Recorded data:

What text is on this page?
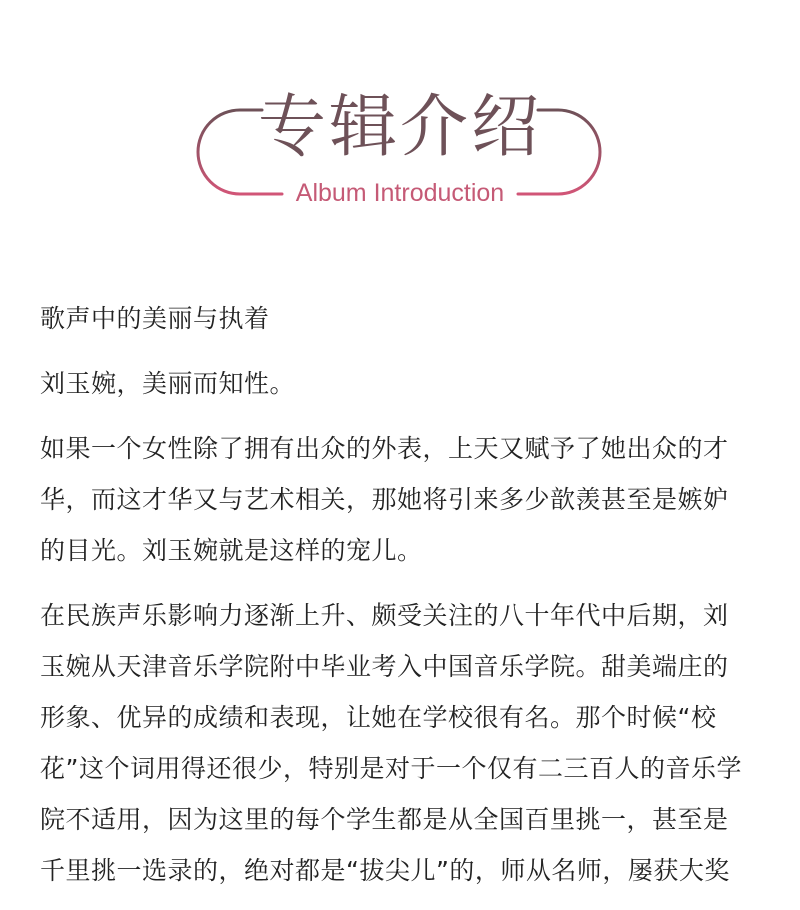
专辑介绍
Album Introduction

歌声中的美丽与执着

刘玉婉，美丽而知性。

如果一个女性除了拥有出众的外表，上天又赋予了她出众的才
华，而这才华又与艺术相关，那她将引来多少歆羡甚至是嫉妒
的目光。刘玉婉就是这样的宠儿。

在民族声乐影响力逐渐上升、颇受关注的八十年代中后期，刘
玉婉从天津音乐学院附中毕业考入中国音乐学院。甜美端庄的
形象、优异的成绩和表现，让她在学校很有名。那个时候“校
花”这个词用得还很少，特别是对于一个仅有二三百人的音乐学
院不适用，因为这里的每个学生都是从全国百里挑一，甚至是
千里挑一选录的，绝对都是“拔尖儿”的，师从名师，屡获大奖
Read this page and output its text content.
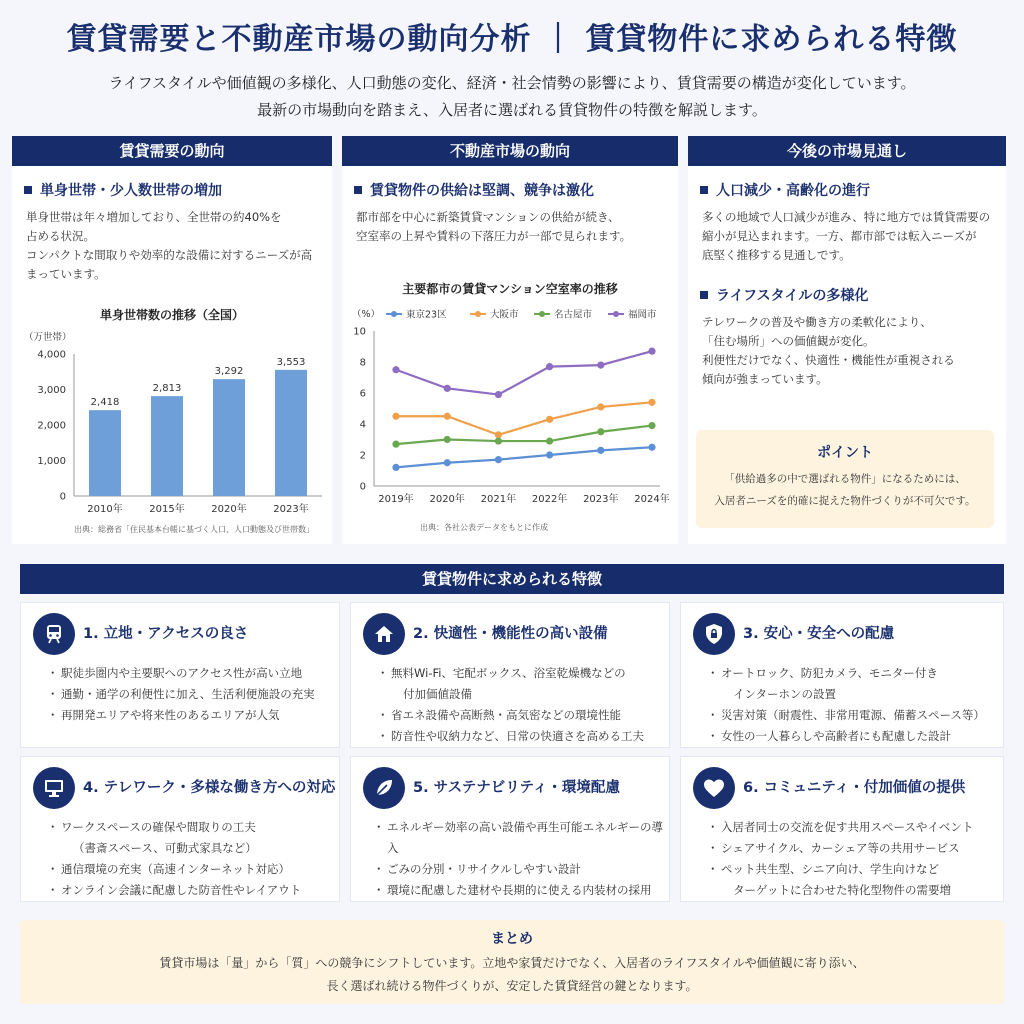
賃貸需要と不動産市場の動向分析 ｜ 賃貸物件に求められる特徴
ライフスタイルや価値観の多様化、人口動態の変化、経済・社会情勢の影響により、賃貸需要の構造が変化しています。
最新の市場動向を踏まえ、入居者に選ばれる賃貸物件の特徴を解説します。
賃貸需要の動向
単身世帯・少人数世帯の増加
単身世帯は年々増加しており、全世帯の約40%を
占める状況。
コンパクトな間取りや効率的な設備に対するニーズが高
まっています。
単身世帯数の推移（全国）
（万世帯）
0
1,000
2,000
3,000
4,000
2,418
2010年
2,813
2015年
3,292
2020年
3,553
2023年
出典：総務省「住民基本台帳に基づく人口、人口動態及び世帯数」
不動産市場の動向
賃貸物件の供給は堅調、競争は激化
都市部を中心に新築賃貸マンションの供給が続き、
空室率の上昇や賃料の下落圧力が一部で見られます。
主要都市の賃貸マンション空室率の推移
（%）	東京23区	大阪市	名古屋市	福岡市
0
2
4
6
8
10
2019年 2020年 2021年 2022年 2023年 2024年
出典：各社公表データをもとに作成
今後の市場見通し
人口減少・高齢化の進行
多くの地域で人口減少が進み、特に地方では賃貸需要の
縮小が見込まれます。一方、都市部では転入ニーズが
底堅く推移する見通しです。
ライフスタイルの多様化
テレワークの普及や働き方の柔軟化により、
「住む場所」への価値観が変化。
利便性だけでなく、快適性・機能性が重視される
傾向が強まっています。
ポイント
「供給過多の中で選ばれる物件」になるためには、
入居者ニーズを的確に捉えた物件づくりが不可欠です。
賃貸物件に求められる特徴
1. 立地・アクセスの良さ
・ 駅徒歩圏内や主要駅へのアクセス性が高い立地
・ 通勤・通学の利便性に加え、生活利便施設の充実
・ 再開発エリアや将来性のあるエリアが人気
2. 快適性・機能性の高い設備
・ 無料Wi-Fi、宅配ボックス、浴室乾燥機などの
付加価値設備
・ 省エネ設備や高断熱・高気密などの環境性能
・ 防音性や収納力など、日常の快適さを高める工夫
3. 安心・安全への配慮
・ オートロック、防犯カメラ、モニター付き
インターホンの設置
・ 災害対策（耐震性、非常用電源、備蓄スペース等）
・ 女性の一人暮らしや高齢者にも配慮した設計
4. テレワーク・多様な働き方への対応
・ ワークスペースの確保や間取りの工夫
（書斎スペース、可動式家具など）
・ 通信環境の充実（高速インターネット対応）
・ オンライン会議に配慮した防音性やレイアウト
5. サステナビリティ・環境配慮
・ エネルギー効率の高い設備や再生可能エネルギーの導入
・ ごみの分別・リサイクルしやすい設計
・ 環境に配慮した建材や長期的に使える内装材の採用
6. コミュニティ・付加価値の提供
・ 入居者同士の交流を促す共用スペースやイベント
・ シェアサイクル、カーシェア等の共用サービス
・ ペット共生型、シニア向け、学生向けなど
ターゲットに合わせた特化型物件の需要増
まとめ

賃貸市場は「量」から「質」への競争にシフトしています。立地や家賃だけでなく、入居者のライフスタイルや価値観に寄り添い、
長く選ばれ続ける物件づくりが、安定した賃貸経営の鍵となります。
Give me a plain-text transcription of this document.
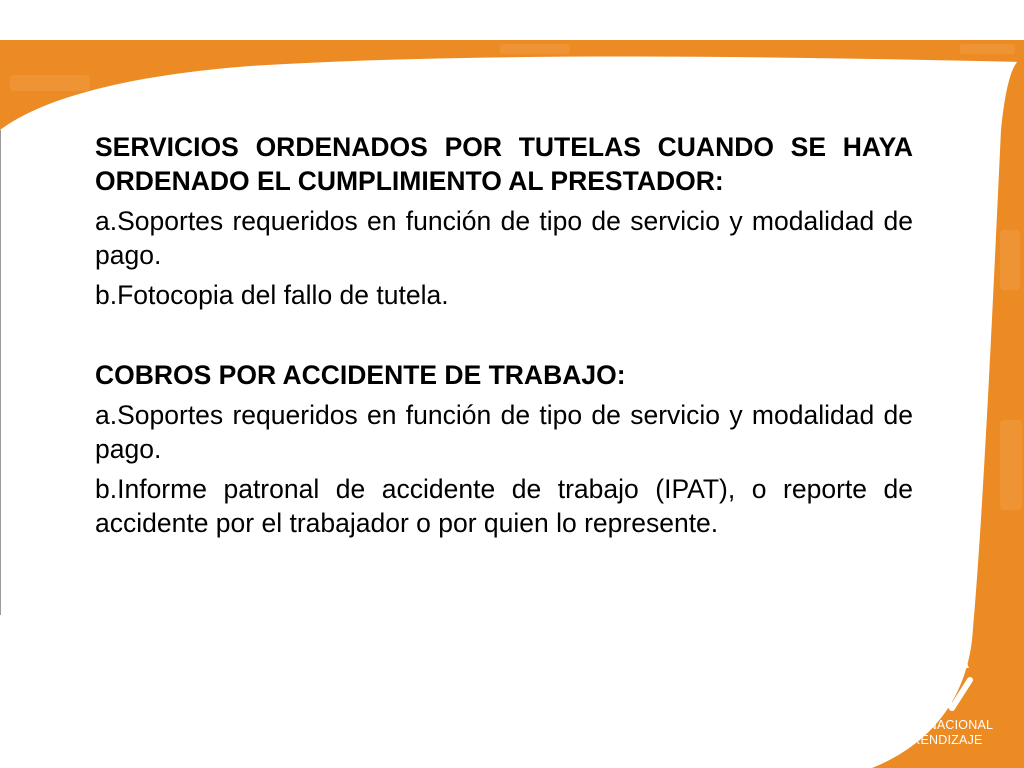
SERVICIOS ORDENADOS POR TUTELAS CUANDO SE HAYA ORDENADO EL CUMPLIMIENTO AL PRESTADOR:

a.Soportes requeridos en función de tipo de servicio y modalidad de pago.

b.Fotocopia del fallo de tutela.

COBROS POR ACCIDENTE DE TRABAJO:

a.Soportes requeridos en función de tipo de servicio y modalidad de pago.

b.Informe patronal de accidente de trabajo (IPAT), o reporte de accidente por el trabajador o por quien lo represente.

SENA
SERVICIO NACIONAL
DE APRENDIZAJE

> [TASK DETAILS]
Omit the pictures and retype exactly the lines from the one with "Give me a plain-text" through the final line, both ends included.

> [SOLUTION TO THIS EXERCISE]
Give me a plain-text transcription of this document.
SERVICIOS ORDENADOS POR TUTELAS CUANDO SE HAYA ORDENADO EL CUMPLIMIENTO AL PRESTADOR:

a.Soportes requeridos en función de tipo de servicio y modalidad de pago.

b.Fotocopia del fallo de tutela.

COBROS POR ACCIDENTE DE TRABAJO:

a.Soportes requeridos en función de tipo de servicio y modalidad de pago.

b.Informe patronal de accidente de trabajo (IPAT), o reporte de accidente por el trabajador o por quien lo represente.

SENA
SERVICIO NACIONAL
DE APRENDIZAJE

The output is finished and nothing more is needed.